Repeat the records exactly. Every line must match.

+++ MATERIAL TO PROCESS +++

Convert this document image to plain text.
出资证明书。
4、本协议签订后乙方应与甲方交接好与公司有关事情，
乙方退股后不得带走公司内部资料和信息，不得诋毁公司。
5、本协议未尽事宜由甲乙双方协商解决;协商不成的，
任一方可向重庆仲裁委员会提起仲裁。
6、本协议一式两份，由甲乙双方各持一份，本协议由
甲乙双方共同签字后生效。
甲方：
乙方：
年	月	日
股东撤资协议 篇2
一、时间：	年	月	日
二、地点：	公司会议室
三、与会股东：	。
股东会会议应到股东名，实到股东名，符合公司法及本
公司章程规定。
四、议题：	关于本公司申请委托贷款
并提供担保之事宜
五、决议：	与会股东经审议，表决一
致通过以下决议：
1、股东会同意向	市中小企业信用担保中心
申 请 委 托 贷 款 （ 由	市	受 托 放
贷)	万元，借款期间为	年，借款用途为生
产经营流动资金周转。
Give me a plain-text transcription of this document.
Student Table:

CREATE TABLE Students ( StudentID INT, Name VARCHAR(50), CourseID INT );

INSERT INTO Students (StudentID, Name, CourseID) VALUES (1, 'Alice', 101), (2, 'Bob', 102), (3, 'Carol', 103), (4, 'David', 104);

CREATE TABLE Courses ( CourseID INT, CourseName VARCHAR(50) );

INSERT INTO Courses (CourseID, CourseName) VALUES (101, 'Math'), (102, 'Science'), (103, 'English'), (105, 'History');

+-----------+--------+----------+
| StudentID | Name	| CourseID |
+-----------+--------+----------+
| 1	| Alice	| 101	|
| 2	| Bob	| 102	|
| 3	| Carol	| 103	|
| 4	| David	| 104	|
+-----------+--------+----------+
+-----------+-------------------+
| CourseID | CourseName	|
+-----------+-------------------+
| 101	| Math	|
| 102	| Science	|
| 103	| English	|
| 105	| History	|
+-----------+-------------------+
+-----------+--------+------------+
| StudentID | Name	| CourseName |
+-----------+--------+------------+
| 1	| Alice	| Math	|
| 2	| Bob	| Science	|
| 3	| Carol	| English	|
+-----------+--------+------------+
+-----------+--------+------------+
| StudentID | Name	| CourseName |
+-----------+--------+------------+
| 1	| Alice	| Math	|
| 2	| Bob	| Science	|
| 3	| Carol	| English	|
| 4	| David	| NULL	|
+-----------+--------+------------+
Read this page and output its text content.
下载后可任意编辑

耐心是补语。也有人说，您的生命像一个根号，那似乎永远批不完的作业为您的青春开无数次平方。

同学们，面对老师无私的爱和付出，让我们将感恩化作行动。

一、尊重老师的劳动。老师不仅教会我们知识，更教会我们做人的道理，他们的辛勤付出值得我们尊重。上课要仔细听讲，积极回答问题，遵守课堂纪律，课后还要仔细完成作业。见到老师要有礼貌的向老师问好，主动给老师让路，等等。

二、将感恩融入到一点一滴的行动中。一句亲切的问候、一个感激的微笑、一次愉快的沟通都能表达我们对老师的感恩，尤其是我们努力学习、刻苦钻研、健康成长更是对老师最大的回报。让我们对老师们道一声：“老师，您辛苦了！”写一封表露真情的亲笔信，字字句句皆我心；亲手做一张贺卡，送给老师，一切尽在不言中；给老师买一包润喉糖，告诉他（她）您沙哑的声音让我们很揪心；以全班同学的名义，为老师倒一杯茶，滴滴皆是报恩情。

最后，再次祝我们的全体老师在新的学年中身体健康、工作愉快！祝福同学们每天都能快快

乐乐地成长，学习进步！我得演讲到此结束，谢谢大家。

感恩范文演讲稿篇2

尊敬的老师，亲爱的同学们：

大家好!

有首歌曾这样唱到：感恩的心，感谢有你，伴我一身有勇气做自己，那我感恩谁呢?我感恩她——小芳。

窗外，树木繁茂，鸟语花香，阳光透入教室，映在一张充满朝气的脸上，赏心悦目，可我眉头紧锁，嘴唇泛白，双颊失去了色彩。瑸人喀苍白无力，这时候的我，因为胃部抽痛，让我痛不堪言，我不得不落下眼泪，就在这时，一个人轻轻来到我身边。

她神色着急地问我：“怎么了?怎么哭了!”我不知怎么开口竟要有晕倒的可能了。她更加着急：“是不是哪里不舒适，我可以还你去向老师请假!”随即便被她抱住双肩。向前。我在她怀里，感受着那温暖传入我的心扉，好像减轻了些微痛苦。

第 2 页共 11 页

+++

## ANSWER FOR THIS EXERCISE
Convert this document image to plain text.
出资证明书。
4、本协议签订后乙方应与甲方交接好与公司有关事情，
乙方退股后不得带走公司内部资料和信息，不得诋毁公司。
5、本协议未尽事宜由甲乙双方协商解决;协商不成的，
任一方可向重庆仲裁委员会提起仲裁。
6、本协议一式两份，由甲乙双方各持一份，本协议由
甲乙双方共同签字后生效。
甲方：
乙方：
年	月	日
股东撤资协议 篇2
一、时间：	年	月	日
二、地点：	公司会议室
三、与会股东：	。
股东会会议应到股东名，实到股东名，符合公司法及本
公司章程规定。
四、议题：	关于本公司申请委托贷款
并提供担保之事宜
五、决议：	与会股东经审议，表决一
致通过以下决议：
1、股东会同意向	市中小企业信用担保中心
申 请 委 托 贷 款 （ 由	市	受 托 放
贷)	万元，借款期间为	年，借款用途为生
产经营流动资金周转。
Give me a plain-text transcription of this document.
Student Table:

CREATE TABLE Students ( StudentID INT, Name VARCHAR(50), CourseID INT );

INSERT INTO Students (StudentID, Name, CourseID) VALUES (1, 'Alice', 101), (2, 'Bob', 102), (3, 'Carol', 103), (4, 'David', 104);

CREATE TABLE Courses ( CourseID INT, CourseName VARCHAR(50) );

INSERT INTO Courses (CourseID, CourseName) VALUES (101, 'Math'), (102, 'Science'), (103, 'English'), (105, 'History');

+-----------+--------+----------+
| StudentID | Name	| CourseID |
+-----------+--------+----------+
| 1	| Alice	| 101	|
| 2	| Bob	| 102	|
| 3	| Carol	| 103	|
| 4	| David	| 104	|
+-----------+--------+----------+
+-----------+-------------------+
| CourseID | CourseName	|
+-----------+-------------------+
| 101	| Math	|
| 102	| Science	|
| 103	| English	|
| 105	| History	|
+-----------+-------------------+
+-----------+--------+------------+
| StudentID | Name	| CourseName |
+-----------+--------+------------+
| 1	| Alice	| Math	|
| 2	| Bob	| Science	|
| 3	| Carol	| English	|
+-----------+--------+------------+
+-----------+--------+------------+
| StudentID | Name	| CourseName |
+-----------+--------+------------+
| 1	| Alice	| Math	|
| 2	| Bob	| Science	|
| 3	| Carol	| English	|
| 4	| David	| NULL	|
+-----------+--------+------------+
Read this page and output its text content.
下载后可任意编辑

耐心是补语。也有人说，您的生命像一个根号，那似乎永远批不完的作业为您的青春开无数次平方。

同学们，面对老师无私的爱和付出，让我们将感恩化作行动。

一、尊重老师的劳动。老师不仅教会我们知识，更教会我们做人的道理，他们的辛勤付出值得我们尊重。上课要仔细听讲，积极回答问题，遵守课堂纪律，课后还要仔细完成作业。见到老师要有礼貌的向老师问好，主动给老师让路，等等。

二、将感恩融入到一点一滴的行动中。一句亲切的问候、一个感激的微笑、一次愉快的沟通都能表达我们对老师的感恩，尤其是我们努力学习、刻苦钻研、健康成长更是对老师最大的回报。让我们对老师们道一声：“老师，您辛苦了！”写一封表露真情的亲笔信，字字句句皆我心；亲手做一张贺卡，送给老师，一切尽在不言中；给老师买一包润喉糖，告诉他（她）您沙哑的声音让我们很揪心；以全班同学的名义，为老师倒一杯茶，滴滴皆是报恩情。

最后，再次祝我们的全体老师在新的学年中身体健康、工作愉快！祝福同学们每天都能快快

乐乐地成长，学习进步！我得演讲到此结束，谢谢大家。

感恩范文演讲稿篇2

尊敬的老师，亲爱的同学们：

大家好!

有首歌曾这样唱到：感恩的心，感谢有你，伴我一身有勇气做自己，那我感恩谁呢?我感恩她——小芳。

窗外，树木繁茂，鸟语花香，阳光透入教室，映在一张充满朝气的脸上，赏心悦目，可我眉头紧锁，嘴唇泛白，双颊失去了色彩。瑸人喀苍白无力，这时候的我，因为胃部抽痛，让我痛不堪言，我不得不落下眼泪，就在这时，一个人轻轻来到我身边。

她神色着急地问我：“怎么了?怎么哭了!”我不知怎么开口竟要有晕倒的可能了。她更加着急：“是不是哪里不舒适，我可以还你去向老师请假!”随即便被她抱住双肩。向前。我在她怀里，感受着那温暖传入我的心扉，好像减轻了些微痛苦。

第 2 页共 11 页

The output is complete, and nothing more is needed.